* **EXERCISE GOAL**
Wherever the string "Verbrauchsdaten" occurs in a line of these records, report that line.

++++ RECORDS FOR THIS EXERCISE ++++

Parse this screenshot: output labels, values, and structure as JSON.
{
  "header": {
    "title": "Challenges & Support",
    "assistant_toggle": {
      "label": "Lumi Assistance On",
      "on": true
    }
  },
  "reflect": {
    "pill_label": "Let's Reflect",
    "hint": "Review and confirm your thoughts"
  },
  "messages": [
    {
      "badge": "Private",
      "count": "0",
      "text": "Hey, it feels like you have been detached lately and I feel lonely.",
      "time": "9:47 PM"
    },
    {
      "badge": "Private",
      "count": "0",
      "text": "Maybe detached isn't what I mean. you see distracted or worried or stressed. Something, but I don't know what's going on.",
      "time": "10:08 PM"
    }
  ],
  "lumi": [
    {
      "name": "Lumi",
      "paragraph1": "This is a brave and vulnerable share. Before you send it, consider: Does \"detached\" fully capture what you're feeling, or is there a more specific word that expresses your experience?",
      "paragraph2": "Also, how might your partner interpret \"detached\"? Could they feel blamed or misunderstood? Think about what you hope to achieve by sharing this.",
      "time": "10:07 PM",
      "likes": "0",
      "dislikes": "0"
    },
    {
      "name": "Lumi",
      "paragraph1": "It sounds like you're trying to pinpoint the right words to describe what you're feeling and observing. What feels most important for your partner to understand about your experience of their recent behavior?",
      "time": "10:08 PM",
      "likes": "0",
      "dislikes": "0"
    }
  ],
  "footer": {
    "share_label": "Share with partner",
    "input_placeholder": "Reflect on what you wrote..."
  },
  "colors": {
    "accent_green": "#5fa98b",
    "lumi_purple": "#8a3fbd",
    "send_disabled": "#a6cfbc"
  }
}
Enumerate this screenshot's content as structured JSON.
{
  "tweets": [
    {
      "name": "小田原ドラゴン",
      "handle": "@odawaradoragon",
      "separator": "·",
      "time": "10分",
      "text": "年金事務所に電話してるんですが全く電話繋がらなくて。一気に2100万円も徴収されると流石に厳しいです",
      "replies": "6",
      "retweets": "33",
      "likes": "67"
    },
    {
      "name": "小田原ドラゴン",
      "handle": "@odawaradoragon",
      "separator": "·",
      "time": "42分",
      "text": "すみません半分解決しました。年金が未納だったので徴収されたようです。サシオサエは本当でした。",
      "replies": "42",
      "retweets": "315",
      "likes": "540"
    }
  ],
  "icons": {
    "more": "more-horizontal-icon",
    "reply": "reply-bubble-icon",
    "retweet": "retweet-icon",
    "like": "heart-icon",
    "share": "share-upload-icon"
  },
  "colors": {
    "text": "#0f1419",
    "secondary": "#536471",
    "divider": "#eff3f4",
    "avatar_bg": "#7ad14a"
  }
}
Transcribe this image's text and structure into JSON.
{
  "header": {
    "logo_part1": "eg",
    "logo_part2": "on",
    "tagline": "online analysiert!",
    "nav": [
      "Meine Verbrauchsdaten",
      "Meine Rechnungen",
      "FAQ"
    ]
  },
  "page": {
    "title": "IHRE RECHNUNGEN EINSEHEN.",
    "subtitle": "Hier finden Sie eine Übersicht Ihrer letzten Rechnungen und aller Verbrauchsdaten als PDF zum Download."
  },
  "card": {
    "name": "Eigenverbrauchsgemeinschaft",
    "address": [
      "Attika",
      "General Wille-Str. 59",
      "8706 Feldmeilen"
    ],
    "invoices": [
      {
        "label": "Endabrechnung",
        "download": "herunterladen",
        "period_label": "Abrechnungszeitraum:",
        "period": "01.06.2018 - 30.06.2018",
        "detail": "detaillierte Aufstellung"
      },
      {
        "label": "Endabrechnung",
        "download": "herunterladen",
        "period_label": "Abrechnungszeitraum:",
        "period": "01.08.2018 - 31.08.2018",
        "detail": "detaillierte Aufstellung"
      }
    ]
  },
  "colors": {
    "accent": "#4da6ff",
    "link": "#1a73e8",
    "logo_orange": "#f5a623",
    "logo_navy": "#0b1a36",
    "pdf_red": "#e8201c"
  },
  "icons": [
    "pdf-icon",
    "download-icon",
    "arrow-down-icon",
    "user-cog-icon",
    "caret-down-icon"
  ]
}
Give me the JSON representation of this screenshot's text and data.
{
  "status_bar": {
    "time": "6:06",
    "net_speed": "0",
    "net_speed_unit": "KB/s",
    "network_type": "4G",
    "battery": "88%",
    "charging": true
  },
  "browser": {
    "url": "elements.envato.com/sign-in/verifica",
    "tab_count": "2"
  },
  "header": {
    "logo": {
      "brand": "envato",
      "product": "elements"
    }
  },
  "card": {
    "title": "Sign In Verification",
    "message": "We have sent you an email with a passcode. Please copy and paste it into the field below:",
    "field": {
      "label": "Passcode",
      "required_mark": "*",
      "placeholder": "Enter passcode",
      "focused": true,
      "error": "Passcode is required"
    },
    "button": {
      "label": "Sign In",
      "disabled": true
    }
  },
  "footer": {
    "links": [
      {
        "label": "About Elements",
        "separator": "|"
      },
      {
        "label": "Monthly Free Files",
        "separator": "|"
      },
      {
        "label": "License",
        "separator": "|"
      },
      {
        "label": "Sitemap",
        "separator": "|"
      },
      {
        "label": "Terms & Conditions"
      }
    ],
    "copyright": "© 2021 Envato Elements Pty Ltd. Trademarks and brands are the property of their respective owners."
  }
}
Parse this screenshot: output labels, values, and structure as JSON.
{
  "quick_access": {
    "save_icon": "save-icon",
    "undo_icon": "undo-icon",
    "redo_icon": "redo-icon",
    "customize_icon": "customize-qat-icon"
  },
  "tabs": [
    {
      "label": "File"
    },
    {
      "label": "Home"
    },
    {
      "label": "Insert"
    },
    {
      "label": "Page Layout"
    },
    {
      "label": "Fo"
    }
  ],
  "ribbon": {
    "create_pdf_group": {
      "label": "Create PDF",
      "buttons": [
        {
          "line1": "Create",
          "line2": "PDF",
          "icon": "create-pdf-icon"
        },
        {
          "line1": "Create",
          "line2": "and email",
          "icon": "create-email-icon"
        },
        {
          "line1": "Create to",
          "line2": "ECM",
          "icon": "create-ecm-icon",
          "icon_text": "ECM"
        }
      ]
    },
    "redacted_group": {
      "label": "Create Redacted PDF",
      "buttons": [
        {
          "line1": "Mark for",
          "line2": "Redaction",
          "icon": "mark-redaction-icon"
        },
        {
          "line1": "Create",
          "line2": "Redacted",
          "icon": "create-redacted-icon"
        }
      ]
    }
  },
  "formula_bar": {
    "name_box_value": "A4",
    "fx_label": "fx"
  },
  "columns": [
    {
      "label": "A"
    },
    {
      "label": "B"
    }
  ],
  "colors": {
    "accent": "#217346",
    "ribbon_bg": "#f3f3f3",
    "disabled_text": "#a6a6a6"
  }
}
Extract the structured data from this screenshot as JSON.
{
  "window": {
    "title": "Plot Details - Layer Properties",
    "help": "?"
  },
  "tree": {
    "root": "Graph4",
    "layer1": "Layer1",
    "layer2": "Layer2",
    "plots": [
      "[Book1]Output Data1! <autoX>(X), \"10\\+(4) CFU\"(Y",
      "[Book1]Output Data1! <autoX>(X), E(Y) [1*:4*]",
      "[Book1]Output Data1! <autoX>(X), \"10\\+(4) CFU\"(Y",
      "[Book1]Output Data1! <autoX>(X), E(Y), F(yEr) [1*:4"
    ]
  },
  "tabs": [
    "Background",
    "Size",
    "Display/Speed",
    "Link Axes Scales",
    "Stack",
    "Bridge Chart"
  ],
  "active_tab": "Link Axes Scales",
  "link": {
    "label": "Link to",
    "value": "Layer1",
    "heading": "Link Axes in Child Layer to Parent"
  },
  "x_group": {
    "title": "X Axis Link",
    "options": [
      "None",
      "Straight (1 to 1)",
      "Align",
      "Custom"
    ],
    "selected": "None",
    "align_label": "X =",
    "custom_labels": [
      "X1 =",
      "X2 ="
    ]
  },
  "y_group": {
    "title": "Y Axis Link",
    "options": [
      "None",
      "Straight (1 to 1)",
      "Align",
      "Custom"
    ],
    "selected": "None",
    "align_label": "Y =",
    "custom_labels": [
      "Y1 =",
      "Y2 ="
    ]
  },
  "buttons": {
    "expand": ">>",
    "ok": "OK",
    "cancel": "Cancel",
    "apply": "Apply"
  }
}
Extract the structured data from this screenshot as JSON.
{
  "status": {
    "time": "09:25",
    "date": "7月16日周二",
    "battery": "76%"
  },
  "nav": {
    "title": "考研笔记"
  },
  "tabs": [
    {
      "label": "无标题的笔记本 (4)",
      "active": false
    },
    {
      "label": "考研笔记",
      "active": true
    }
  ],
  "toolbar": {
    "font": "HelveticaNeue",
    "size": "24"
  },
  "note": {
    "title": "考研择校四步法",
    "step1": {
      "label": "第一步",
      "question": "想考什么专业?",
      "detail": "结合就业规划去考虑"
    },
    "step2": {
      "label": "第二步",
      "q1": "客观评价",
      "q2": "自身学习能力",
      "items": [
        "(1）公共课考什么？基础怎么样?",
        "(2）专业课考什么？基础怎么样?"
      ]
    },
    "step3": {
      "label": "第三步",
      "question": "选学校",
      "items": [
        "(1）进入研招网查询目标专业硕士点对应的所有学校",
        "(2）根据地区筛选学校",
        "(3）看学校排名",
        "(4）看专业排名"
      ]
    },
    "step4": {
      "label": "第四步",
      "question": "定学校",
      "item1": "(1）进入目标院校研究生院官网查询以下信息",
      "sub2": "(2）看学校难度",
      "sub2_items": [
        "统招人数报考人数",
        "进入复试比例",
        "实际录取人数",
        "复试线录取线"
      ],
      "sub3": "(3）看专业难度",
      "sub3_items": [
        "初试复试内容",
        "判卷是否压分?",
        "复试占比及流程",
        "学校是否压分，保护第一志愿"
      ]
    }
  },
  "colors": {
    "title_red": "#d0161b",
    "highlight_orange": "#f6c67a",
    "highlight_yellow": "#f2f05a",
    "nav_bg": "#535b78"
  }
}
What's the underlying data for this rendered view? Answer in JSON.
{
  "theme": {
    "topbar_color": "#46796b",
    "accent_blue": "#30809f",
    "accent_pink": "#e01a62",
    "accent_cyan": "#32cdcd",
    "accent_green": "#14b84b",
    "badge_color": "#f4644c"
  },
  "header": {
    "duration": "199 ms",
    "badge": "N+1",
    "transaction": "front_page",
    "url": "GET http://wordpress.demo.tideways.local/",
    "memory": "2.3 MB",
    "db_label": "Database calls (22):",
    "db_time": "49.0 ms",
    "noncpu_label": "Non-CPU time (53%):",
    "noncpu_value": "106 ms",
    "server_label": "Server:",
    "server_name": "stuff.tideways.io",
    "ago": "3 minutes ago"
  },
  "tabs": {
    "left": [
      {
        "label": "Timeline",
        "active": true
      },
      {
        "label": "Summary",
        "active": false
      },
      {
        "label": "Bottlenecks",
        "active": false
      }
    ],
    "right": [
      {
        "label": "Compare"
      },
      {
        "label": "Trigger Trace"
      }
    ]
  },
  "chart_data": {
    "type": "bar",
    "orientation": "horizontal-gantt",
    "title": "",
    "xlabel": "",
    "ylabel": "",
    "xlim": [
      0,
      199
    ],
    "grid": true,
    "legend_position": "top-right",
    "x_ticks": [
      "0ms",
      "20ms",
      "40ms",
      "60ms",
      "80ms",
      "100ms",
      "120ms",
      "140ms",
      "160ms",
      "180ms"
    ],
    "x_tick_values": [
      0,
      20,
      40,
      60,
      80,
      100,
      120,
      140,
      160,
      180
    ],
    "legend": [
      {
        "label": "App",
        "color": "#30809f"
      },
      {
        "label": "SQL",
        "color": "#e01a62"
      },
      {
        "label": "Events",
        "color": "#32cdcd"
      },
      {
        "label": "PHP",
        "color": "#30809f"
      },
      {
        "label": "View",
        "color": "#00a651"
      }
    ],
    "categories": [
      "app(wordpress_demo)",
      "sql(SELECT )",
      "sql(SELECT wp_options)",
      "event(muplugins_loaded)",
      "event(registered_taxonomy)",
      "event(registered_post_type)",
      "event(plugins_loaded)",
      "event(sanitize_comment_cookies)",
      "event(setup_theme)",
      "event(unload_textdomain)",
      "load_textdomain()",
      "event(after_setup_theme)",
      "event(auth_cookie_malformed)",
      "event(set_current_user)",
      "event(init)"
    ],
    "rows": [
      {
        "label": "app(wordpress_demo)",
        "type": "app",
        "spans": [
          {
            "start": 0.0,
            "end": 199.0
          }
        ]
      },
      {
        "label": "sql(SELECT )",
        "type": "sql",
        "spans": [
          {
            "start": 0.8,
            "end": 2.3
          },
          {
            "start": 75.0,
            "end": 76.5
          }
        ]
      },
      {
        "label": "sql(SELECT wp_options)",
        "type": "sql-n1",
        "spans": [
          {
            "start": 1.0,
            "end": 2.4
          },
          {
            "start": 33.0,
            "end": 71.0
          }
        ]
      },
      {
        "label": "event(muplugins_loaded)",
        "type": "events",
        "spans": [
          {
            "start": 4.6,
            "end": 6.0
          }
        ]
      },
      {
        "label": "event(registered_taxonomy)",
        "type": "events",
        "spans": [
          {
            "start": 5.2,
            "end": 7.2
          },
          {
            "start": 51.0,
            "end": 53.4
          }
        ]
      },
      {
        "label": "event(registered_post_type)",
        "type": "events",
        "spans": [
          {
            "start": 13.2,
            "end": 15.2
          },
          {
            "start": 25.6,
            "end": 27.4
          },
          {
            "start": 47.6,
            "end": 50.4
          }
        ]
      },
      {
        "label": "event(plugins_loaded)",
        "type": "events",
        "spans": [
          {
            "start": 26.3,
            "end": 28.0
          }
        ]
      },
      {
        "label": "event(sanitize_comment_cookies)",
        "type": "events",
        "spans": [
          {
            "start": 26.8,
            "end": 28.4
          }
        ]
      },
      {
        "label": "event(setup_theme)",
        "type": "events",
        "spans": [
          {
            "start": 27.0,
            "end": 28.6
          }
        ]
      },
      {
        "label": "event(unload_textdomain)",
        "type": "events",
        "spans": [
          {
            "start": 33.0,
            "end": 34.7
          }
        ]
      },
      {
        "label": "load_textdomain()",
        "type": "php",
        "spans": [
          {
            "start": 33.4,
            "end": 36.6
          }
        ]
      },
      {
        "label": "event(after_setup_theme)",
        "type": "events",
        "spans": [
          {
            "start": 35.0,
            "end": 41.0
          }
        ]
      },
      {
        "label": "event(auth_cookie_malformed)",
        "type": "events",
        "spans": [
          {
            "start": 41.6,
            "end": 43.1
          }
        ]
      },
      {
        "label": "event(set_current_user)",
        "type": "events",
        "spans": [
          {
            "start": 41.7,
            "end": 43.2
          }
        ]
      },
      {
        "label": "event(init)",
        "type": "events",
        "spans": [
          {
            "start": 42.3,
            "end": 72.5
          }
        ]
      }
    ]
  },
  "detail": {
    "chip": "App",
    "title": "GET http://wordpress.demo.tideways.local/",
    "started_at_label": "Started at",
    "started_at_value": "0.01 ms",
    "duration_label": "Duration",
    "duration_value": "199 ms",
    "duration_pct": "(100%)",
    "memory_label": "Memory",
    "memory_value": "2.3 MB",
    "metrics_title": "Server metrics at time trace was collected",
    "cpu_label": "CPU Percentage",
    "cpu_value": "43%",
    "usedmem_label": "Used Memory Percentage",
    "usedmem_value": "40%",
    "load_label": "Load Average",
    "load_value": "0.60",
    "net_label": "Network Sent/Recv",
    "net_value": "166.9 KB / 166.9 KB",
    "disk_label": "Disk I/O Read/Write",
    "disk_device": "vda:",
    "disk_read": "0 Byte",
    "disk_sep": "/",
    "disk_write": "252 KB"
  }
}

++++

* **THE ANSWER**
      "Meine Verbrauchsdaten",
    "subtitle": "Hier finden Sie eine Übersicht Ihrer letzten Rechnungen und aller Verbrauchsdaten als PDF zum Download."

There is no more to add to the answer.